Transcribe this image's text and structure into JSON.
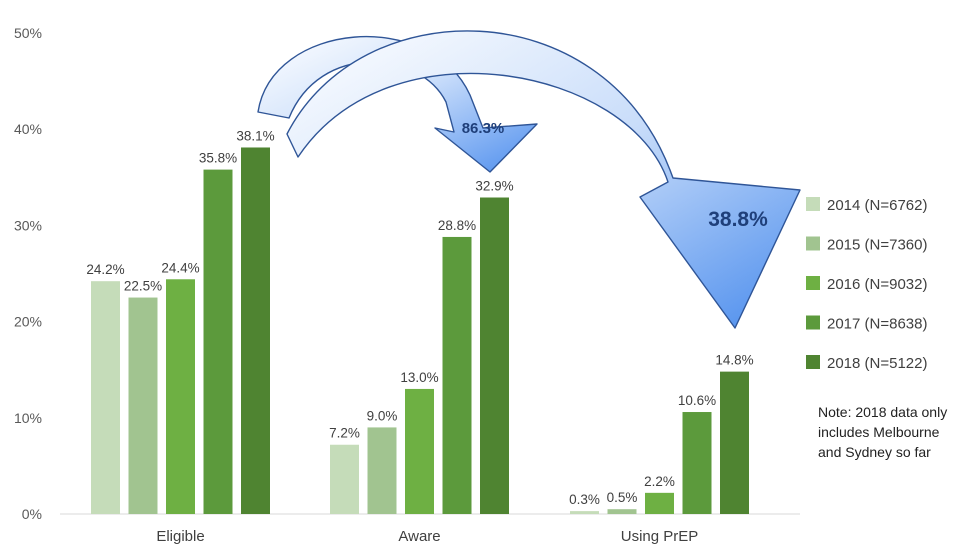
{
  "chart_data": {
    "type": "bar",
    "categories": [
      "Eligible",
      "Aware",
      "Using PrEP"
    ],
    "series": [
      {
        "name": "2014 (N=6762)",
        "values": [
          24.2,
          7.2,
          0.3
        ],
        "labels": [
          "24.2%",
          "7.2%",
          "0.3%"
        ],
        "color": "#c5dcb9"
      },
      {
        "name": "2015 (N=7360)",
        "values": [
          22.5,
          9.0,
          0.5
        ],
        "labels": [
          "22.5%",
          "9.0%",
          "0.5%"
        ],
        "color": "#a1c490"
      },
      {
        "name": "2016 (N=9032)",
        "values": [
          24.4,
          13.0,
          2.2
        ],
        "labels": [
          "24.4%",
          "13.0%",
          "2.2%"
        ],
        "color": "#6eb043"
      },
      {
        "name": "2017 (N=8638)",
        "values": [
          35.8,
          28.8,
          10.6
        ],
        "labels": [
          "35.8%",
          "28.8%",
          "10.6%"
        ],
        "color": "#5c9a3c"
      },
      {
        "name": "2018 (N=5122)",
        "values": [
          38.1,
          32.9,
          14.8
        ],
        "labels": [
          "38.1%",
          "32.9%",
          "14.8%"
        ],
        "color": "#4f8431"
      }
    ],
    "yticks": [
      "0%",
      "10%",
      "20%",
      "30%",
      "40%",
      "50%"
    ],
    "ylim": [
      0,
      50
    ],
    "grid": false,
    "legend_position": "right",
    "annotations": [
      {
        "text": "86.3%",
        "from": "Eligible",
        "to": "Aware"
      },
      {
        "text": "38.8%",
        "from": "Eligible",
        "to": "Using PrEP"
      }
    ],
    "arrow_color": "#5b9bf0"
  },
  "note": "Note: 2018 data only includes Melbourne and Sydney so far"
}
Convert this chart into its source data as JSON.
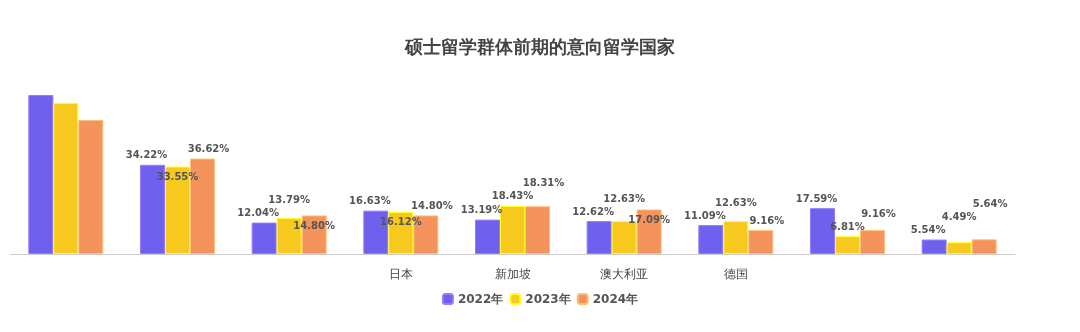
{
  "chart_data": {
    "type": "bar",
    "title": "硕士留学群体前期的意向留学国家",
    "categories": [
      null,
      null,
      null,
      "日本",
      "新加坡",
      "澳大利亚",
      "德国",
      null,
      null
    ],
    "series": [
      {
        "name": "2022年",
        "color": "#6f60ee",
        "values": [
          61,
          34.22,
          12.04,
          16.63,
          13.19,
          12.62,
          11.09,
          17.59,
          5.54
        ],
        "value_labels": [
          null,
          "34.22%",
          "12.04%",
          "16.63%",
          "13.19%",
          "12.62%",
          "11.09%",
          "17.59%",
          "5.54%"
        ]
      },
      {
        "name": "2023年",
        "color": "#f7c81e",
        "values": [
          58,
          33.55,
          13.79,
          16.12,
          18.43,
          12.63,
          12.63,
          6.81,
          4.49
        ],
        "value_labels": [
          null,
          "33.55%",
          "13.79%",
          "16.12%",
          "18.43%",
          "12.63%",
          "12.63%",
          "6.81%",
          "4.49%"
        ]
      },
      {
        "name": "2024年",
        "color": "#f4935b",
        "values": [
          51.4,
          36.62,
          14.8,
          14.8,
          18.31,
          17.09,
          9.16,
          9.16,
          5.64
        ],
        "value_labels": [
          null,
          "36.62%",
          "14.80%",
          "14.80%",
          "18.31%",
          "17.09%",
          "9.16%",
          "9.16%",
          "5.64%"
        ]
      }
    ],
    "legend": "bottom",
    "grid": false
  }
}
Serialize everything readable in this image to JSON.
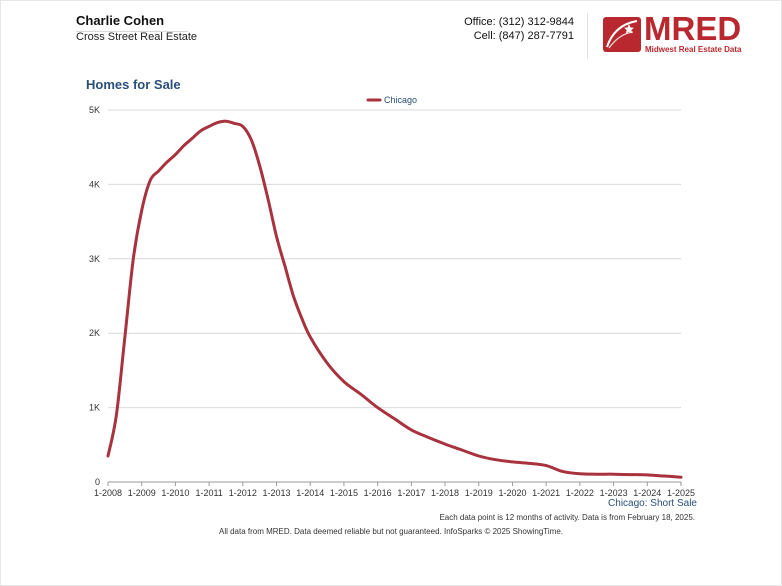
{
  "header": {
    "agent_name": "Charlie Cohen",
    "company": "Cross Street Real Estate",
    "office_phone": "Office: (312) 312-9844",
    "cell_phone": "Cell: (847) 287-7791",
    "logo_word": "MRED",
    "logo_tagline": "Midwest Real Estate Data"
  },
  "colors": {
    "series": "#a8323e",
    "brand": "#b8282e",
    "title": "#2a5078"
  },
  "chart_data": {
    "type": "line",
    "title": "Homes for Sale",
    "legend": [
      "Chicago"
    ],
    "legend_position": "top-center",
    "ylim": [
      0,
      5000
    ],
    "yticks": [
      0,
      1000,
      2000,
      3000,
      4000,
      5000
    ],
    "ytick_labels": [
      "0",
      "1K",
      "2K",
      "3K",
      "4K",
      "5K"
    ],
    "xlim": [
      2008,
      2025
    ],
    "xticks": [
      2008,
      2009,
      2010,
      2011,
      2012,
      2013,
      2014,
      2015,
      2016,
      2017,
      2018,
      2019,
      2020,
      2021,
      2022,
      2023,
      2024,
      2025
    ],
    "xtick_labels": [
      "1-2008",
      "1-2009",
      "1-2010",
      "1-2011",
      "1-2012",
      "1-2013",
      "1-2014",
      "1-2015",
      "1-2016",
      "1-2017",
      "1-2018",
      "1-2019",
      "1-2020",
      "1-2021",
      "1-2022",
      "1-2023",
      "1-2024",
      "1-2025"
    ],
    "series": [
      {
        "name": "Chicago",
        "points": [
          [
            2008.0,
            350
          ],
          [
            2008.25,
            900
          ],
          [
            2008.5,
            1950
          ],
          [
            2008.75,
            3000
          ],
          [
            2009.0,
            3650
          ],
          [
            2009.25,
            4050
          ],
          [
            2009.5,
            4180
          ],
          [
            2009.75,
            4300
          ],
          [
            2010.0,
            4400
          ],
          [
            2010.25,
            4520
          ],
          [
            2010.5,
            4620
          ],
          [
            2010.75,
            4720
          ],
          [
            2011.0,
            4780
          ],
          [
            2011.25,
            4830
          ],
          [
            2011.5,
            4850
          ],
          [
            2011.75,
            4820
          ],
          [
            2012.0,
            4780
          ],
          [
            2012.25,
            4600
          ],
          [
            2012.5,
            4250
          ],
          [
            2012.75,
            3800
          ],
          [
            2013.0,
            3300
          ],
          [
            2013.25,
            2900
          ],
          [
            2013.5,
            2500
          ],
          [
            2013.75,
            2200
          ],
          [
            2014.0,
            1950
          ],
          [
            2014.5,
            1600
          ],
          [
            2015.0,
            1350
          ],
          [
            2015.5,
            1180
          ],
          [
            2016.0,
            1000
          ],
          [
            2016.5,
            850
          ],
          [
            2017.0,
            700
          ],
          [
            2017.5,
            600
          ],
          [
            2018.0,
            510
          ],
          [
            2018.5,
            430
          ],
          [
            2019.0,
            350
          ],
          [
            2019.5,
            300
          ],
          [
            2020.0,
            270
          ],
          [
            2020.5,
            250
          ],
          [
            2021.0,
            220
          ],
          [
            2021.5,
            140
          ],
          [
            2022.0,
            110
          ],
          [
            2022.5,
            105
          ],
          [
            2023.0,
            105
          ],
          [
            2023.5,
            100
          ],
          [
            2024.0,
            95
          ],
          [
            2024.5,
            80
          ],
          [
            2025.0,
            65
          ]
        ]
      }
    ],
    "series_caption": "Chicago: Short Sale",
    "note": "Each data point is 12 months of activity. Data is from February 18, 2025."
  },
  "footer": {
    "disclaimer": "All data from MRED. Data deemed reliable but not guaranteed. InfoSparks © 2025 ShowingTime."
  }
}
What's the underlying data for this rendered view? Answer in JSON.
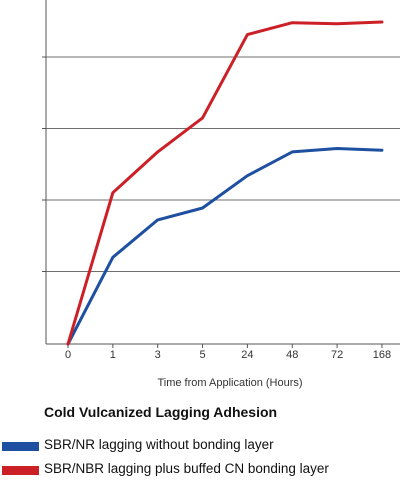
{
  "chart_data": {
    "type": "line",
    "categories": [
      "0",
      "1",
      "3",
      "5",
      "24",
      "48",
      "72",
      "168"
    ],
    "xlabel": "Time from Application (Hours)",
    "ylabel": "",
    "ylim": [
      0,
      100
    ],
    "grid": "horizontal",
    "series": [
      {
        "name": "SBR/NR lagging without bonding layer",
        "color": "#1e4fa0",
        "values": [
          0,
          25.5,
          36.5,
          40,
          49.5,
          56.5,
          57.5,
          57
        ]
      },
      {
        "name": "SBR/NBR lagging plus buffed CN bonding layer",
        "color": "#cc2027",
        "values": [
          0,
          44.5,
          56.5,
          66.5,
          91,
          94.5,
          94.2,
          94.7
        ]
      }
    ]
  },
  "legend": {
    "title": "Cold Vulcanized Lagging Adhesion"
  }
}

* Your task *
Copy out each record shown above without alteration, skipping any picture.

* Exercise answer *
Transcribe this image's text and structure into JSON.
{
  "chart_data": {
    "type": "bar",
    "categories": [
      "Eligible",
      "Aware",
      "Using PrEP"
    ],
    "series": [
      {
        "name": "2014 (N=6762)",
        "values": [
          24.2,
          7.2,
          0.3
        ],
        "labels": [
          "24.2%",
          "7.2%",
          "0.3%"
        ],
        "color": "#c5dcb9"
      },
      {
        "name": "2015 (N=7360)",
        "values": [
          22.5,
          9.0,
          0.5
        ],
        "labels": [
          "22.5%",
          "9.0%",
          "0.5%"
        ],
        "color": "#a1c490"
      },
      {
        "name": "2016 (N=9032)",
        "values": [
          24.4,
          13.0,
          2.2
        ],
        "labels": [
          "24.4%",
          "13.0%",
          "2.2%"
        ],
        "color": "#6eb043"
      },
      {
        "name": "2017 (N=8638)",
        "values": [
          35.8,
          28.8,
          10.6
        ],
        "labels": [
          "35.8%",
          "28.8%",
          "10.6%"
        ],
        "color": "#5c9a3c"
      },
      {
        "name": "2018 (N=5122)",
        "values": [
          38.1,
          32.9,
          14.8
        ],
        "labels": [
          "38.1%",
          "32.9%",
          "14.8%"
        ],
        "color": "#4f8431"
      }
    ],
    "yticks": [
      "0%",
      "10%",
      "20%",
      "30%",
      "40%",
      "50%"
    ],
    "ylim": [
      0,
      50
    ],
    "grid": false,
    "legend_position": "right",
    "annotations": [
      {
        "text": "86.3%",
        "from": "Eligible",
        "to": "Aware"
      },
      {
        "text": "38.8%",
        "from": "Eligible",
        "to": "Using PrEP"
      }
    ],
    "arrow_color": "#5b9bf0"
  },
  "note": "Note: 2018 data only includes Melbourne and Sydney so far"
}
Convert this chart into its source data as JSON.
{
  "chart_data": {
    "type": "bar",
    "title": "硕士留学群体前期的意向留学国家",
    "categories": [
      null,
      null,
      null,
      "日本",
      "新加坡",
      "澳大利亚",
      "德国",
      null,
      null
    ],
    "series": [
      {
        "name": "2022年",
        "color": "#6f60ee",
        "values": [
          61,
          34.22,
          12.04,
          16.63,
          13.19,
          12.62,
          11.09,
          17.59,
          5.54
        ],
        "value_labels": [
          null,
          "34.22%",
          "12.04%",
          "16.63%",
          "13.19%",
          "12.62%",
          "11.09%",
          "17.59%",
          "5.54%"
        ]
      },
      {
        "name": "2023年",
        "color": "#f7c81e",
        "values": [
          58,
          33.55,
          13.79,
          16.12,
          18.43,
          12.63,
          12.63,
          6.81,
          4.49
        ],
        "value_labels": [
          null,
          "33.55%",
          "13.79%",
          "16.12%",
          "18.43%",
          "12.63%",
          "12.63%",
          "6.81%",
          "4.49%"
        ]
      },
      {
        "name": "2024年",
        "color": "#f4935b",
        "values": [
          51.4,
          36.62,
          14.8,
          14.8,
          18.31,
          17.09,
          9.16,
          9.16,
          5.64
        ],
        "value_labels": [
          null,
          "36.62%",
          "14.80%",
          "14.80%",
          "18.31%",
          "17.09%",
          "9.16%",
          "9.16%",
          "5.64%"
        ]
      }
    ],
    "legend": "bottom",
    "grid": false
  }
}
Serialize everything readable in this image to JSON.
{
  "header": {
    "agent_name": "Charlie Cohen",
    "company": "Cross Street Real Estate",
    "office_phone": "Office: (312) 312-9844",
    "cell_phone": "Cell: (847) 287-7791",
    "logo_word": "MRED",
    "logo_tagline": "Midwest Real Estate Data"
  },
  "colors": {
    "series": "#a8323e",
    "brand": "#b8282e",
    "title": "#2a5078"
  },
  "chart_data": {
    "type": "line",
    "title": "Homes for Sale",
    "legend": [
      "Chicago"
    ],
    "legend_position": "top-center",
    "ylim": [
      0,
      5000
    ],
    "yticks": [
      0,
      1000,
      2000,
      3000,
      4000,
      5000
    ],
    "ytick_labels": [
      "0",
      "1K",
      "2K",
      "3K",
      "4K",
      "5K"
    ],
    "xlim": [
      2008,
      2025
    ],
    "xticks": [
      2008,
      2009,
      2010,
      2011,
      2012,
      2013,
      2014,
      2015,
      2016,
      2017,
      2018,
      2019,
      2020,
      2021,
      2022,
      2023,
      2024,
      2025
    ],
    "xtick_labels": [
      "1-2008",
      "1-2009",
      "1-2010",
      "1-2011",
      "1-2012",
      "1-2013",
      "1-2014",
      "1-2015",
      "1-2016",
      "1-2017",
      "1-2018",
      "1-2019",
      "1-2020",
      "1-2021",
      "1-2022",
      "1-2023",
      "1-2024",
      "1-2025"
    ],
    "series": [
      {
        "name": "Chicago",
        "points": [
          [
            2008.0,
            350
          ],
          [
            2008.25,
            900
          ],
          [
            2008.5,
            1950
          ],
          [
            2008.75,
            3000
          ],
          [
            2009.0,
            3650
          ],
          [
            2009.25,
            4050
          ],
          [
            2009.5,
            4180
          ],
          [
            2009.75,
            4300
          ],
          [
            2010.0,
            4400
          ],
          [
            2010.25,
            4520
          ],
          [
            2010.5,
            4620
          ],
          [
            2010.75,
            4720
          ],
          [
            2011.0,
            4780
          ],
          [
            2011.25,
            4830
          ],
          [
            2011.5,
            4850
          ],
          [
            2011.75,
            4820
          ],
          [
            2012.0,
            4780
          ],
          [
            2012.25,
            4600
          ],
          [
            2012.5,
            4250
          ],
          [
            2012.75,
            3800
          ],
          [
            2013.0,
            3300
          ],
          [
            2013.25,
            2900
          ],
          [
            2013.5,
            2500
          ],
          [
            2013.75,
            2200
          ],
          [
            2014.0,
            1950
          ],
          [
            2014.5,
            1600
          ],
          [
            2015.0,
            1350
          ],
          [
            2015.5,
            1180
          ],
          [
            2016.0,
            1000
          ],
          [
            2016.5,
            850
          ],
          [
            2017.0,
            700
          ],
          [
            2017.5,
            600
          ],
          [
            2018.0,
            510
          ],
          [
            2018.5,
            430
          ],
          [
            2019.0,
            350
          ],
          [
            2019.5,
            300
          ],
          [
            2020.0,
            270
          ],
          [
            2020.5,
            250
          ],
          [
            2021.0,
            220
          ],
          [
            2021.5,
            140
          ],
          [
            2022.0,
            110
          ],
          [
            2022.5,
            105
          ],
          [
            2023.0,
            105
          ],
          [
            2023.5,
            100
          ],
          [
            2024.0,
            95
          ],
          [
            2024.5,
            80
          ],
          [
            2025.0,
            65
          ]
        ]
      }
    ],
    "series_caption": "Chicago: Short Sale",
    "note": "Each data point is 12 months of activity. Data is from February 18, 2025."
  },
  "footer": {
    "disclaimer": "All data from MRED. Data deemed reliable but not guaranteed. InfoSparks © 2025 ShowingTime."
  }
}
What's the underlying data for this rendered view? Answer in JSON.
{
  "chart_data": {
    "type": "line",
    "categories": [
      "0",
      "1",
      "3",
      "5",
      "24",
      "48",
      "72",
      "168"
    ],
    "xlabel": "Time from Application (Hours)",
    "ylabel": "",
    "ylim": [
      0,
      100
    ],
    "grid": "horizontal",
    "series": [
      {
        "name": "SBR/NR lagging without bonding layer",
        "color": "#1e4fa0",
        "values": [
          0,
          25.5,
          36.5,
          40,
          49.5,
          56.5,
          57.5,
          57
        ]
      },
      {
        "name": "SBR/NBR lagging plus buffed CN bonding layer",
        "color": "#cc2027",
        "values": [
          0,
          44.5,
          56.5,
          66.5,
          91,
          94.5,
          94.2,
          94.7
        ]
      }
    ]
  },
  "legend": {
    "title": "Cold Vulcanized Lagging Adhesion"
  }
}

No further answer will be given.